■ WHAT YOU NEED TO DO ■
Leave out the pictures and reproduce all of the data exactly.

■ ■ ■

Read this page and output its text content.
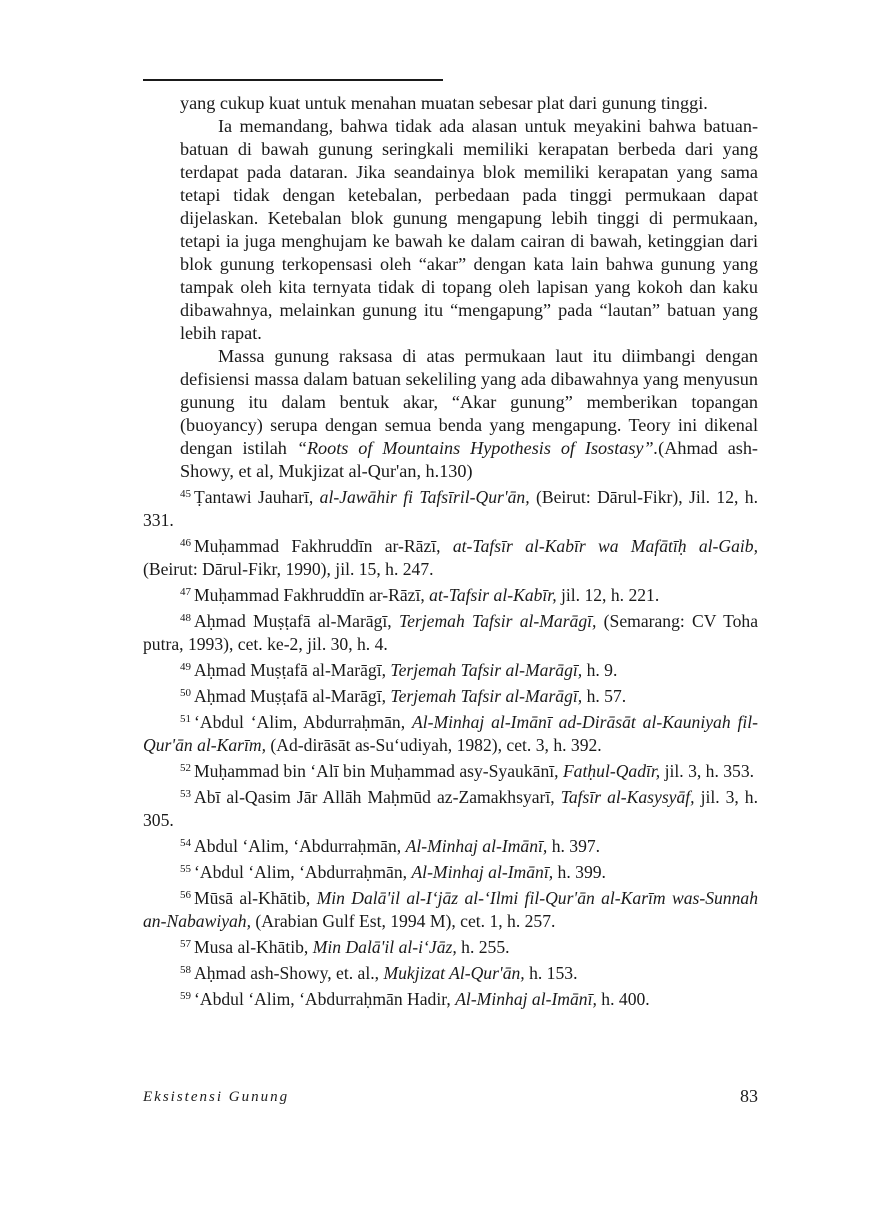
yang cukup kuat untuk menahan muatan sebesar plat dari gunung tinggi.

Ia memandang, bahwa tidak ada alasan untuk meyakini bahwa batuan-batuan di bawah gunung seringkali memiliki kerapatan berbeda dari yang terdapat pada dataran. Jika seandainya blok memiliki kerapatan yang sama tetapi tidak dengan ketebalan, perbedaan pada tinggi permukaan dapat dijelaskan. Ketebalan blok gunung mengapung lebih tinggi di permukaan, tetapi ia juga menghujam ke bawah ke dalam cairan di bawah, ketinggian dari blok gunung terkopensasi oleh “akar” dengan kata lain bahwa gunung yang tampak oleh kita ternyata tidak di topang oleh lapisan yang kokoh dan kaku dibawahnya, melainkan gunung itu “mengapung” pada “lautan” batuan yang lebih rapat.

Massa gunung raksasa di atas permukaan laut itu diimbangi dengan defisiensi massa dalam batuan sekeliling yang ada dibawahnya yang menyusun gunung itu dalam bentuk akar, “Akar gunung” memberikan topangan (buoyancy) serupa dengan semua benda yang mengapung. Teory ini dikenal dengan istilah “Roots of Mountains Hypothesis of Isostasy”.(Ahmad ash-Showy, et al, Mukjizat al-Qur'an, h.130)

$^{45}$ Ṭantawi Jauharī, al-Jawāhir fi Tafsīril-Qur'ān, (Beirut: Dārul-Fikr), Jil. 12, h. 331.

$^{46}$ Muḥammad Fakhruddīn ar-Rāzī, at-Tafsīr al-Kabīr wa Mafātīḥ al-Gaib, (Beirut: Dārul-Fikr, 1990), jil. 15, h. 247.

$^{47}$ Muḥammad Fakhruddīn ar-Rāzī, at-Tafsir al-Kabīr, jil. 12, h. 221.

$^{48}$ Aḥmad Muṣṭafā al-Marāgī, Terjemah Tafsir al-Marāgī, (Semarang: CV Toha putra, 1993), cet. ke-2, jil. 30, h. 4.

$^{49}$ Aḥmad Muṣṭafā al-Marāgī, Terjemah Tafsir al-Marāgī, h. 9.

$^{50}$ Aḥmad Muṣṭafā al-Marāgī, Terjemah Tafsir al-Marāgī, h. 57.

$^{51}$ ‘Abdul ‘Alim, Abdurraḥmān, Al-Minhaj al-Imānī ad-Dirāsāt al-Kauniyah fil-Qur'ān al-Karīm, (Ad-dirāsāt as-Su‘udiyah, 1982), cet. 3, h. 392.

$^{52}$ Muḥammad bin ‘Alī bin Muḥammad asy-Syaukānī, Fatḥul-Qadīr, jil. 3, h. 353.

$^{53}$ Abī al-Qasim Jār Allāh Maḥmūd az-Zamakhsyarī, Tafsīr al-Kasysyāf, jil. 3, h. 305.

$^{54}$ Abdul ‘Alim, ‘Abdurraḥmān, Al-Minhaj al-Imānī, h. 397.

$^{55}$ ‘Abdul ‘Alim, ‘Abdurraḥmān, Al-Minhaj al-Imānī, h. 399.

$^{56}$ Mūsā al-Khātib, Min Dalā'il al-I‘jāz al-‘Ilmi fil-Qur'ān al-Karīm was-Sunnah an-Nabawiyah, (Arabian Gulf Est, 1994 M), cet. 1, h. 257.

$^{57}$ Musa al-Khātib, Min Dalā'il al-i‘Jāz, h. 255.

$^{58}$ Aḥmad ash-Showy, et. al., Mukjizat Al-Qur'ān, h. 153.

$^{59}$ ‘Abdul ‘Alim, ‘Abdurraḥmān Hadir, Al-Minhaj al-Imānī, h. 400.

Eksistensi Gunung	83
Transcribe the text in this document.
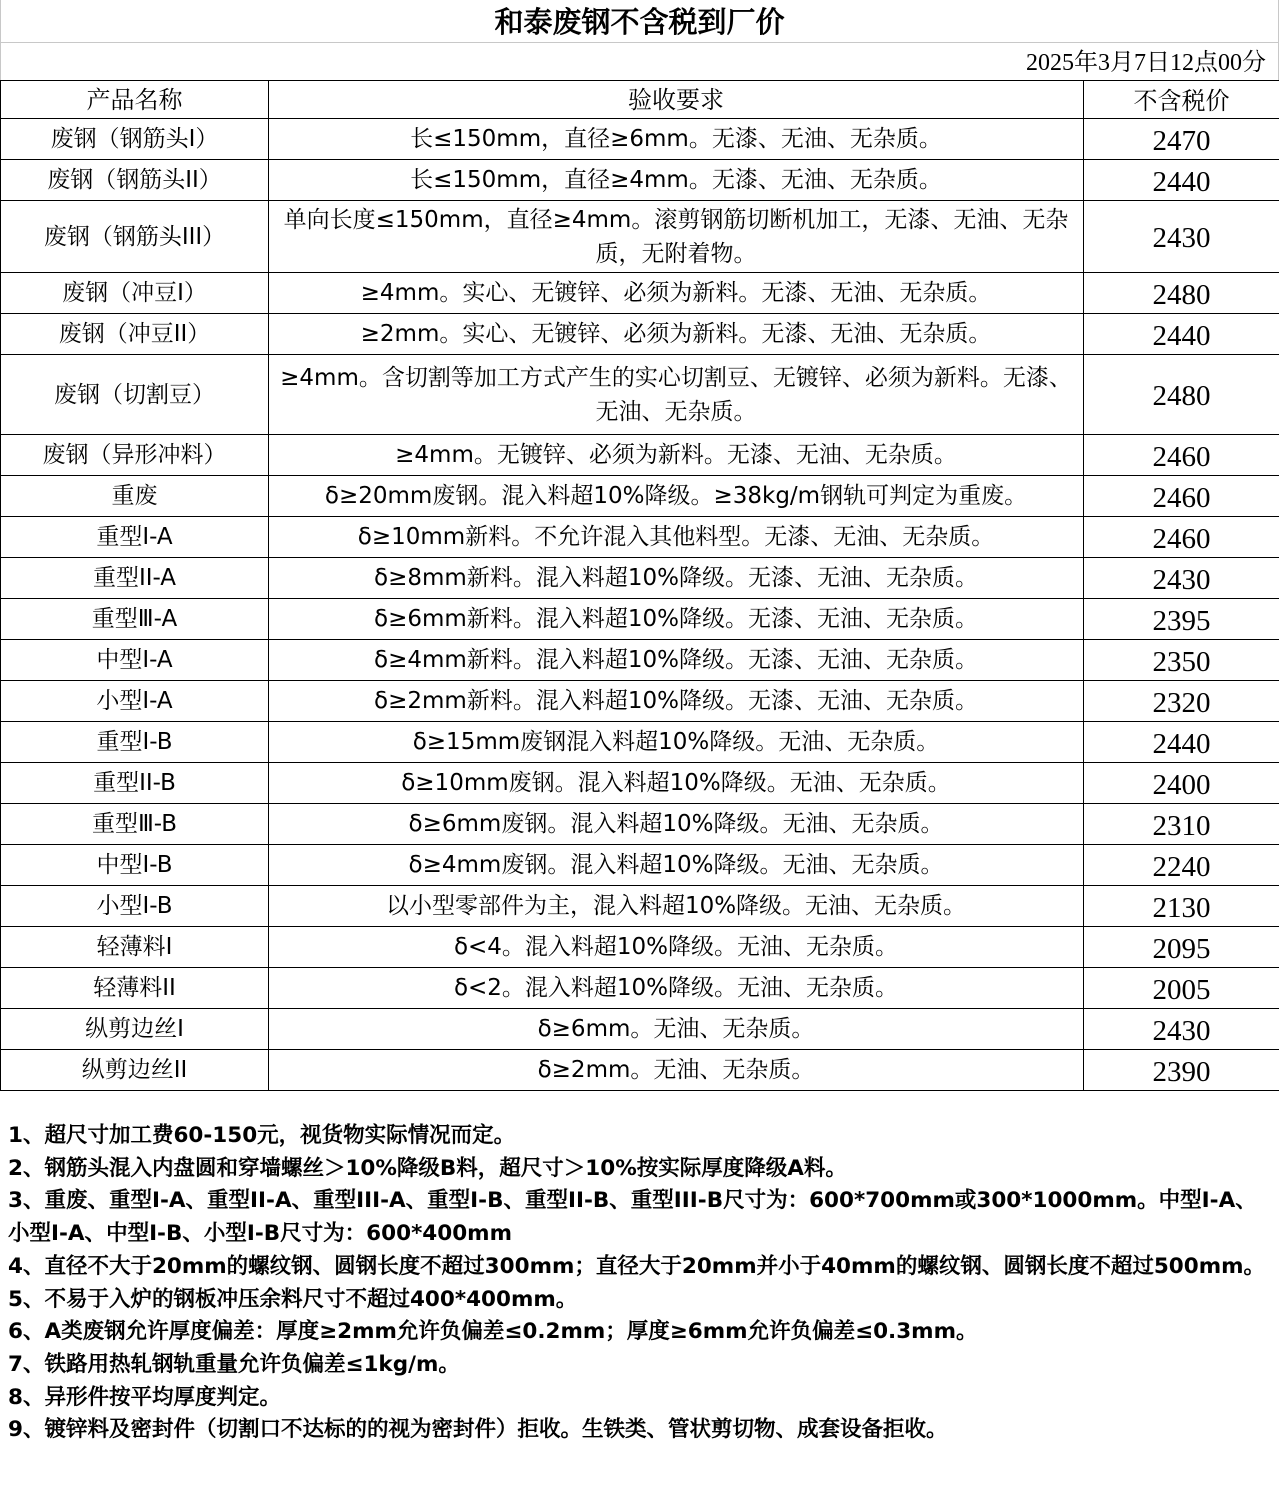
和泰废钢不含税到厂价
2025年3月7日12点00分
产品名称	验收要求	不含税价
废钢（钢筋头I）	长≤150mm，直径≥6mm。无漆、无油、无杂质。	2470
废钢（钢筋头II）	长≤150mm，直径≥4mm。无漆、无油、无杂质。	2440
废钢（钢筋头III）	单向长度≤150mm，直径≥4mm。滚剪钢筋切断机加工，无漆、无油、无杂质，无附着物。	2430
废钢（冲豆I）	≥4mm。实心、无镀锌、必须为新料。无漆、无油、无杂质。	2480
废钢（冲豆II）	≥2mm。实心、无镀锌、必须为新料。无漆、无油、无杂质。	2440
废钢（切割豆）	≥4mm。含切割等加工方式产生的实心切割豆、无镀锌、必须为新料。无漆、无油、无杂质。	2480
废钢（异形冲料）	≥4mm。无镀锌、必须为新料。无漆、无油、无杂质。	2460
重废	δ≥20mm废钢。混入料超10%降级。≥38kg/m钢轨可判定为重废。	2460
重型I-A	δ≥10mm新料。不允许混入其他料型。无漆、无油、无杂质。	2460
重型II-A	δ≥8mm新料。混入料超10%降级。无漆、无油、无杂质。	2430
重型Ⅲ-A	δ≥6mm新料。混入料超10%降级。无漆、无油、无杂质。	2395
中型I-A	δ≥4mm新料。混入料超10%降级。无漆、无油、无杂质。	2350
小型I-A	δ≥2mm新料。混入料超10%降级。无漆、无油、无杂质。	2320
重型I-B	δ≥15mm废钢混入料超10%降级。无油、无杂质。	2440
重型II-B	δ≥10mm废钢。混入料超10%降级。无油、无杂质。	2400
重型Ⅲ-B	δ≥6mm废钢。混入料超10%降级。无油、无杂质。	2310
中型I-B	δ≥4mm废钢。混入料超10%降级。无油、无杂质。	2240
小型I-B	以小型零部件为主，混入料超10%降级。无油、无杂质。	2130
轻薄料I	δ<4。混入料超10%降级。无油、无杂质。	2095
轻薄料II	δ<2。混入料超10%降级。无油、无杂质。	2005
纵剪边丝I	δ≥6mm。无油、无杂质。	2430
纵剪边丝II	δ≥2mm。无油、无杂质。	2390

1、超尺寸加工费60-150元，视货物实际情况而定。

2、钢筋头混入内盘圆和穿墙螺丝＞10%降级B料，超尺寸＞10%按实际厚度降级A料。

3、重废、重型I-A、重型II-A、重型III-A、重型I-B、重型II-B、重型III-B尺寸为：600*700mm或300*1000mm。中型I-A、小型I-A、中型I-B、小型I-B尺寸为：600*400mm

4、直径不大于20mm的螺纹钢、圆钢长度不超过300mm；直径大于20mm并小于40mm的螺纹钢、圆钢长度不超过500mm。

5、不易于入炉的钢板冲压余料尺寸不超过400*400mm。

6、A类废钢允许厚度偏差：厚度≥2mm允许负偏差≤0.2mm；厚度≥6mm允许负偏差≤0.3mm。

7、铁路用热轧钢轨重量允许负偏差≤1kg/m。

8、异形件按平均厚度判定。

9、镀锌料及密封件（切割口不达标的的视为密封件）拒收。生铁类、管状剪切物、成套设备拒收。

■ ■ ■

■ RESPONSE TO THIS EXERCISE ■
Read this page and output its text content.
yang cukup kuat untuk menahan muatan sebesar plat dari gunung tinggi.

Ia memandang, bahwa tidak ada alasan untuk meyakini bahwa batuan-batuan di bawah gunung seringkali memiliki kerapatan berbeda dari yang terdapat pada dataran. Jika seandainya blok memiliki kerapatan yang sama tetapi tidak dengan ketebalan, perbedaan pada tinggi permukaan dapat dijelaskan. Ketebalan blok gunung mengapung lebih tinggi di permukaan, tetapi ia juga menghujam ke bawah ke dalam cairan di bawah, ketinggian dari blok gunung terkopensasi oleh “akar” dengan kata lain bahwa gunung yang tampak oleh kita ternyata tidak di topang oleh lapisan yang kokoh dan kaku dibawahnya, melainkan gunung itu “mengapung” pada “lautan” batuan yang lebih rapat.

Massa gunung raksasa di atas permukaan laut itu diimbangi dengan defisiensi massa dalam batuan sekeliling yang ada dibawahnya yang menyusun gunung itu dalam bentuk akar, “Akar gunung” memberikan topangan (buoyancy) serupa dengan semua benda yang mengapung. Teory ini dikenal dengan istilah “Roots of Mountains Hypothesis of Isostasy”.(Ahmad ash-Showy, et al, Mukjizat al-Qur'an, h.130)

$^{45}$ Ṭantawi Jauharī, al-Jawāhir fi Tafsīril-Qur'ān, (Beirut: Dārul-Fikr), Jil. 12, h. 331.

$^{46}$ Muḥammad Fakhruddīn ar-Rāzī, at-Tafsīr al-Kabīr wa Mafātīḥ al-Gaib, (Beirut: Dārul-Fikr, 1990), jil. 15, h. 247.

$^{47}$ Muḥammad Fakhruddīn ar-Rāzī, at-Tafsir al-Kabīr, jil. 12, h. 221.

$^{48}$ Aḥmad Muṣṭafā al-Marāgī, Terjemah Tafsir al-Marāgī, (Semarang: CV Toha putra, 1993), cet. ke-2, jil. 30, h. 4.

$^{49}$ Aḥmad Muṣṭafā al-Marāgī, Terjemah Tafsir al-Marāgī, h. 9.

$^{50}$ Aḥmad Muṣṭafā al-Marāgī, Terjemah Tafsir al-Marāgī, h. 57.

$^{51}$ ‘Abdul ‘Alim, Abdurraḥmān, Al-Minhaj al-Imānī ad-Dirāsāt al-Kauniyah fil-Qur'ān al-Karīm, (Ad-dirāsāt as-Su‘udiyah, 1982), cet. 3, h. 392.

$^{52}$ Muḥammad bin ‘Alī bin Muḥammad asy-Syaukānī, Fatḥul-Qadīr, jil. 3, h. 353.

$^{53}$ Abī al-Qasim Jār Allāh Maḥmūd az-Zamakhsyarī, Tafsīr al-Kasysyāf, jil. 3, h. 305.

$^{54}$ Abdul ‘Alim, ‘Abdurraḥmān, Al-Minhaj al-Imānī, h. 397.

$^{55}$ ‘Abdul ‘Alim, ‘Abdurraḥmān, Al-Minhaj al-Imānī, h. 399.

$^{56}$ Mūsā al-Khātib, Min Dalā'il al-I‘jāz al-‘Ilmi fil-Qur'ān al-Karīm was-Sunnah an-Nabawiyah, (Arabian Gulf Est, 1994 M), cet. 1, h. 257.

$^{57}$ Musa al-Khātib, Min Dalā'il al-i‘Jāz, h. 255.

$^{58}$ Aḥmad ash-Showy, et. al., Mukjizat Al-Qur'ān, h. 153.

$^{59}$ ‘Abdul ‘Alim, ‘Abdurraḥmān Hadir, Al-Minhaj al-Imānī, h. 400.

Eksistensi Gunung	83
Transcribe the text in this document.
和泰废钢不含税到厂价
2025年3月7日12点00分
产品名称	验收要求	不含税价
废钢（钢筋头I）	长≤150mm，直径≥6mm。无漆、无油、无杂质。	2470
废钢（钢筋头II）	长≤150mm，直径≥4mm。无漆、无油、无杂质。	2440
废钢（钢筋头III）	单向长度≤150mm，直径≥4mm。滚剪钢筋切断机加工，无漆、无油、无杂质，无附着物。	2430
废钢（冲豆I）	≥4mm。实心、无镀锌、必须为新料。无漆、无油、无杂质。	2480
废钢（冲豆II）	≥2mm。实心、无镀锌、必须为新料。无漆、无油、无杂质。	2440
废钢（切割豆）	≥4mm。含切割等加工方式产生的实心切割豆、无镀锌、必须为新料。无漆、无油、无杂质。	2480
废钢（异形冲料）	≥4mm。无镀锌、必须为新料。无漆、无油、无杂质。	2460
重废	δ≥20mm废钢。混入料超10%降级。≥38kg/m钢轨可判定为重废。	2460
重型I-A	δ≥10mm新料。不允许混入其他料型。无漆、无油、无杂质。	2460
重型II-A	δ≥8mm新料。混入料超10%降级。无漆、无油、无杂质。	2430
重型Ⅲ-A	δ≥6mm新料。混入料超10%降级。无漆、无油、无杂质。	2395
中型I-A	δ≥4mm新料。混入料超10%降级。无漆、无油、无杂质。	2350
小型I-A	δ≥2mm新料。混入料超10%降级。无漆、无油、无杂质。	2320
重型I-B	δ≥15mm废钢混入料超10%降级。无油、无杂质。	2440
重型II-B	δ≥10mm废钢。混入料超10%降级。无油、无杂质。	2400
重型Ⅲ-B	δ≥6mm废钢。混入料超10%降级。无油、无杂质。	2310
中型I-B	δ≥4mm废钢。混入料超10%降级。无油、无杂质。	2240
小型I-B	以小型零部件为主，混入料超10%降级。无油、无杂质。	2130
轻薄料I	δ<4。混入料超10%降级。无油、无杂质。	2095
轻薄料II	δ<2。混入料超10%降级。无油、无杂质。	2005
纵剪边丝I	δ≥6mm。无油、无杂质。	2430
纵剪边丝II	δ≥2mm。无油、无杂质。	2390

1、超尺寸加工费60-150元，视货物实际情况而定。

2、钢筋头混入内盘圆和穿墙螺丝＞10%降级B料，超尺寸＞10%按实际厚度降级A料。

3、重废、重型I-A、重型II-A、重型III-A、重型I-B、重型II-B、重型III-B尺寸为：600*700mm或300*1000mm。中型I-A、小型I-A、中型I-B、小型I-B尺寸为：600*400mm

4、直径不大于20mm的螺纹钢、圆钢长度不超过300mm；直径大于20mm并小于40mm的螺纹钢、圆钢长度不超过500mm。

5、不易于入炉的钢板冲压余料尺寸不超过400*400mm。

6、A类废钢允许厚度偏差：厚度≥2mm允许负偏差≤0.2mm；厚度≥6mm允许负偏差≤0.3mm。

7、铁路用热轧钢轨重量允许负偏差≤1kg/m。

8、异形件按平均厚度判定。

9、镀锌料及密封件（切割口不达标的的视为密封件）拒收。生铁类、管状剪切物、成套设备拒收。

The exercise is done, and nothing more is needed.